Exercise details:
Omit every picture while repeating the entries exactly.

========================

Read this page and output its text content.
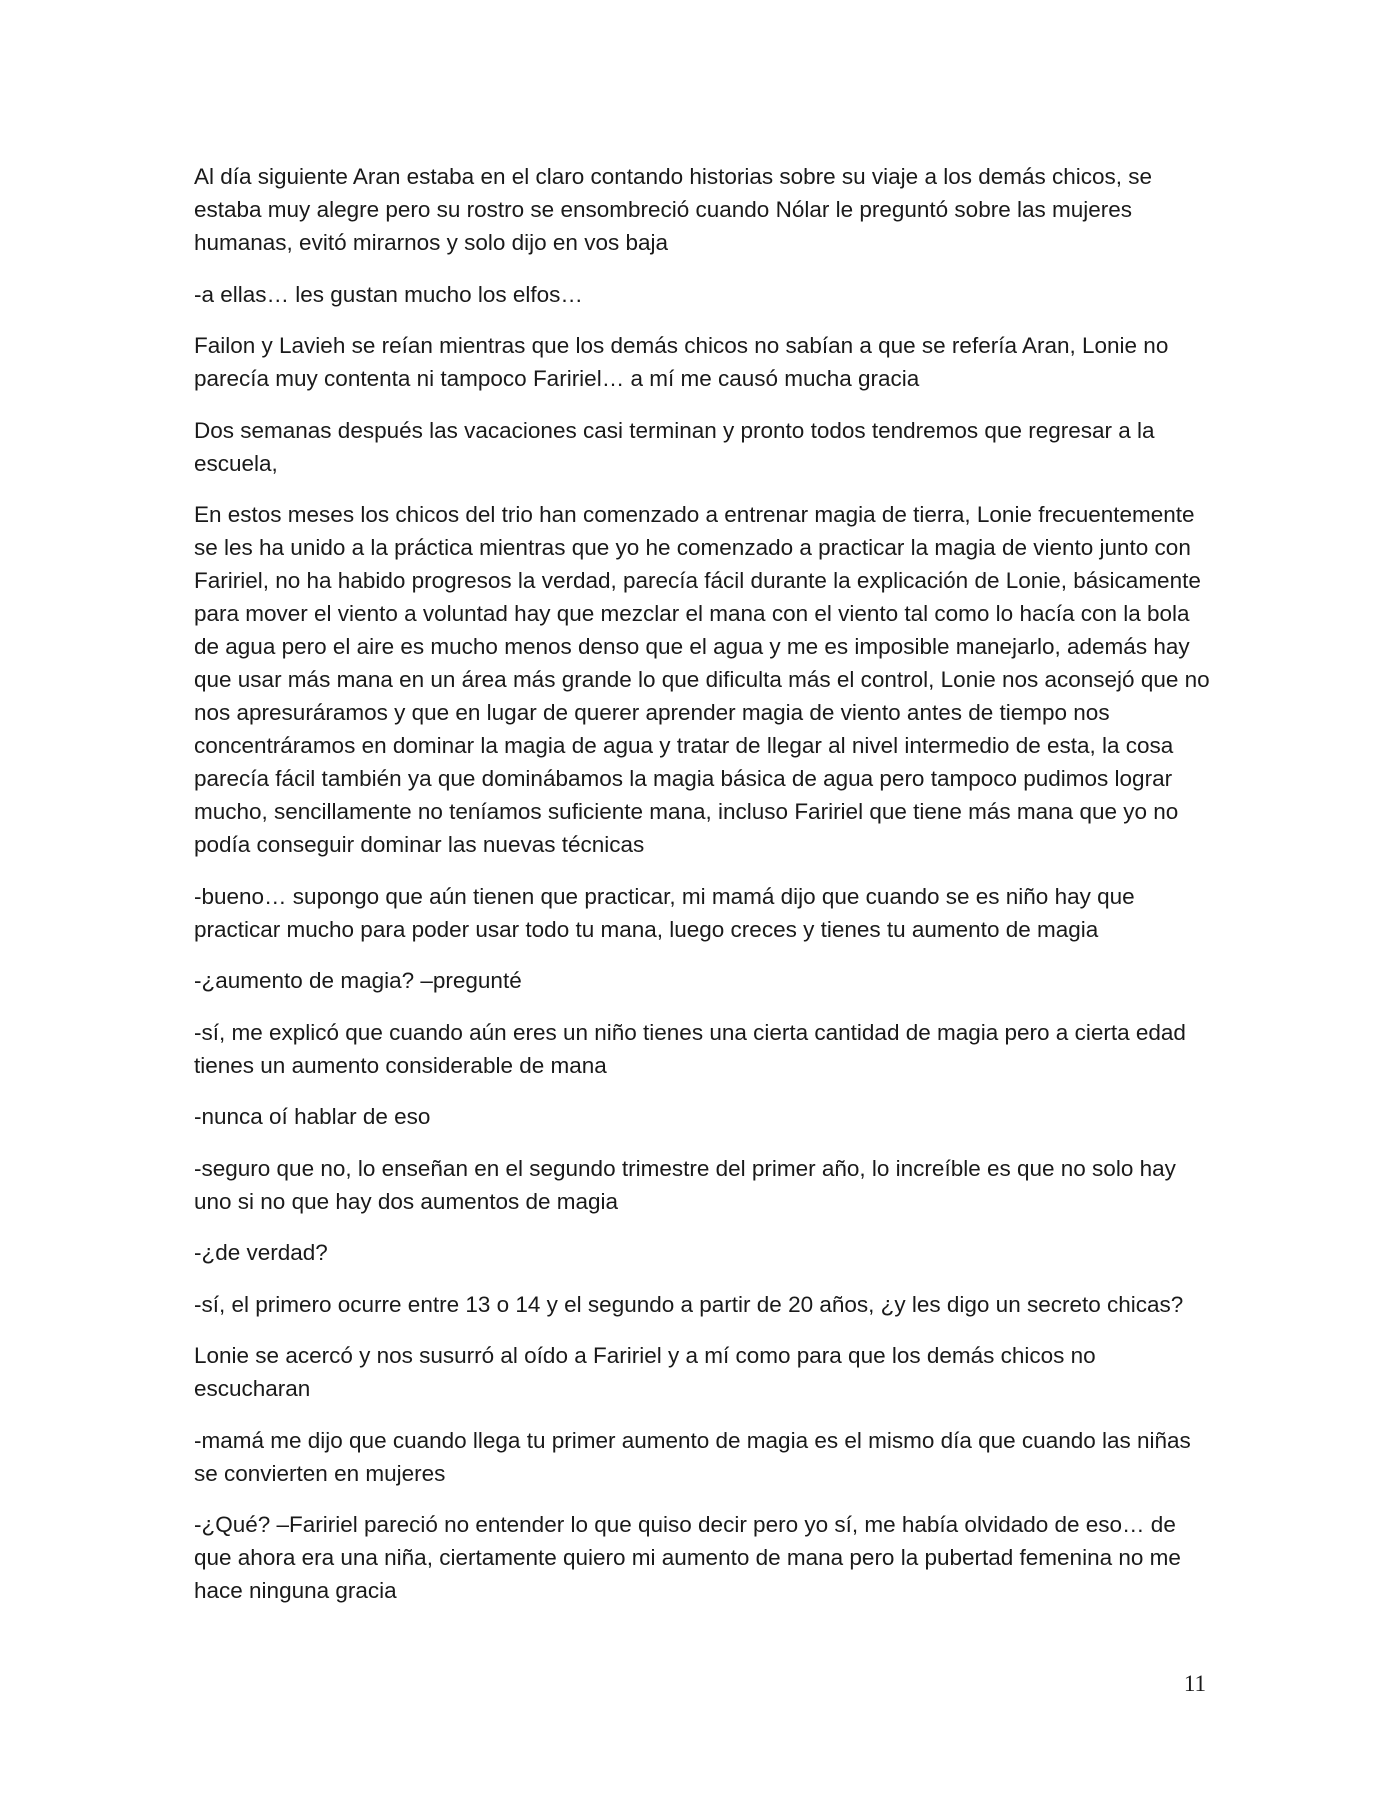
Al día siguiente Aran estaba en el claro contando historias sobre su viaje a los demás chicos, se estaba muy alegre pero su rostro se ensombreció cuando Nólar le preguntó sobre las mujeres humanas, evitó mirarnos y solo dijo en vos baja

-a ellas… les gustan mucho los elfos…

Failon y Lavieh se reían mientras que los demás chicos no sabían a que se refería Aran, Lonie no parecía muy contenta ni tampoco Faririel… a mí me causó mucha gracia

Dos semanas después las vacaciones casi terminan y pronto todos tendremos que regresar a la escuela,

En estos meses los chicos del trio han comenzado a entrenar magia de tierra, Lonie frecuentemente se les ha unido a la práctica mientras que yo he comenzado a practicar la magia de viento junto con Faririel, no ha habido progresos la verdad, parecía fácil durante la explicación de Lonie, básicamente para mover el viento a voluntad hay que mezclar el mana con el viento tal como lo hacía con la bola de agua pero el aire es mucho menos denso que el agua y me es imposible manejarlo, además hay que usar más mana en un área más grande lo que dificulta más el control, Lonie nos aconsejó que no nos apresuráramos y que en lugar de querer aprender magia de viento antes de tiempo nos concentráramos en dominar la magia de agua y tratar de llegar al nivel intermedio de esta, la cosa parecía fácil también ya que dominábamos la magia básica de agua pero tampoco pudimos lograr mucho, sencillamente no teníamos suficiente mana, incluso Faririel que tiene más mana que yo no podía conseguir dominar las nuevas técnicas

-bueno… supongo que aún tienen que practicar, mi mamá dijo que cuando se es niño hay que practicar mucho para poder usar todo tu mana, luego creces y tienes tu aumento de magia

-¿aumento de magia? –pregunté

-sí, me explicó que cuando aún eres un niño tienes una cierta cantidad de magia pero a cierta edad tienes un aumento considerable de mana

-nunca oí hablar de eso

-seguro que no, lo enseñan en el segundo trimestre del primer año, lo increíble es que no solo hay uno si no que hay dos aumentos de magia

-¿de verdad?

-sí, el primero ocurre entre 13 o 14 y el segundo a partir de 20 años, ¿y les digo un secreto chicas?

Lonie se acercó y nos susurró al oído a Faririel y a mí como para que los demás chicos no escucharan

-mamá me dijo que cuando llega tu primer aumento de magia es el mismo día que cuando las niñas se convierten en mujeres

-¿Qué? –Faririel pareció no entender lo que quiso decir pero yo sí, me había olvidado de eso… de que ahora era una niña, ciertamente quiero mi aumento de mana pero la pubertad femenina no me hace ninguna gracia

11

========================

The reply:
Read this page and output its text content.
Al día siguiente Aran estaba en el claro contando historias sobre su viaje a los demás chicos, se estaba muy alegre pero su rostro se ensombreció cuando Nólar le preguntó sobre las mujeres humanas, evitó mirarnos y solo dijo en vos baja

-a ellas… les gustan mucho los elfos…

Failon y Lavieh se reían mientras que los demás chicos no sabían a que se refería Aran, Lonie no parecía muy contenta ni tampoco Faririel… a mí me causó mucha gracia

Dos semanas después las vacaciones casi terminan y pronto todos tendremos que regresar a la escuela,

En estos meses los chicos del trio han comenzado a entrenar magia de tierra, Lonie frecuentemente se les ha unido a la práctica mientras que yo he comenzado a practicar la magia de viento junto con Faririel, no ha habido progresos la verdad, parecía fácil durante la explicación de Lonie, básicamente para mover el viento a voluntad hay que mezclar el mana con el viento tal como lo hacía con la bola de agua pero el aire es mucho menos denso que el agua y me es imposible manejarlo, además hay que usar más mana en un área más grande lo que dificulta más el control, Lonie nos aconsejó que no nos apresuráramos y que en lugar de querer aprender magia de viento antes de tiempo nos concentráramos en dominar la magia de agua y tratar de llegar al nivel intermedio de esta, la cosa parecía fácil también ya que dominábamos la magia básica de agua pero tampoco pudimos lograr mucho, sencillamente no teníamos suficiente mana, incluso Faririel que tiene más mana que yo no podía conseguir dominar las nuevas técnicas

-bueno… supongo que aún tienen que practicar, mi mamá dijo que cuando se es niño hay que practicar mucho para poder usar todo tu mana, luego creces y tienes tu aumento de magia

-¿aumento de magia? –pregunté

-sí, me explicó que cuando aún eres un niño tienes una cierta cantidad de magia pero a cierta edad tienes un aumento considerable de mana

-nunca oí hablar de eso

-seguro que no, lo enseñan en el segundo trimestre del primer año, lo increíble es que no solo hay uno si no que hay dos aumentos de magia

-¿de verdad?

-sí, el primero ocurre entre 13 o 14 y el segundo a partir de 20 años, ¿y les digo un secreto chicas?

Lonie se acercó y nos susurró al oído a Faririel y a mí como para que los demás chicos no escucharan

-mamá me dijo que cuando llega tu primer aumento de magia es el mismo día que cuando las niñas se convierten en mujeres

-¿Qué? –Faririel pareció no entender lo que quiso decir pero yo sí, me había olvidado de eso… de que ahora era una niña, ciertamente quiero mi aumento de mana pero la pubertad femenina no me hace ninguna gracia

11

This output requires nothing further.